Directions for this task
Copy out all the lines in the records that include the word "name".

Stored records

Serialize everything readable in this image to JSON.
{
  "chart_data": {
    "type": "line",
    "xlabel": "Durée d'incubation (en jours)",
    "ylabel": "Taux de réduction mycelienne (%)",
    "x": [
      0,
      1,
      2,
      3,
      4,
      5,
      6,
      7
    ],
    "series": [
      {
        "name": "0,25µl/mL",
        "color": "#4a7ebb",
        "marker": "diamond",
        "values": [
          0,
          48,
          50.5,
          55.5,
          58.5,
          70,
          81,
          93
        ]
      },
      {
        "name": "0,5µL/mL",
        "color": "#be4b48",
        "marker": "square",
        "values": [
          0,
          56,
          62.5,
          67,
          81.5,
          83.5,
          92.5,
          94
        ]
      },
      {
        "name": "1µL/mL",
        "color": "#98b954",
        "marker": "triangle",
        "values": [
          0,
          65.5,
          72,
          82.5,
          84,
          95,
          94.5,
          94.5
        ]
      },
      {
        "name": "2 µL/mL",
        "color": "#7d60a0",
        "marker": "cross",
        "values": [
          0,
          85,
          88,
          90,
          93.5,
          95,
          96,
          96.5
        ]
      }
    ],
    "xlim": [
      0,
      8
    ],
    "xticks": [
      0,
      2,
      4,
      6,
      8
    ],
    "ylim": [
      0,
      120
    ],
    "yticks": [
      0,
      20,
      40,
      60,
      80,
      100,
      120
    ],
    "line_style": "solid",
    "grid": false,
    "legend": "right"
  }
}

Finished task
        "name": "0,25µl/mL",
        "name": "0,5µL/mL",
        "name": "1µL/mL",
        "name": "2 µL/mL",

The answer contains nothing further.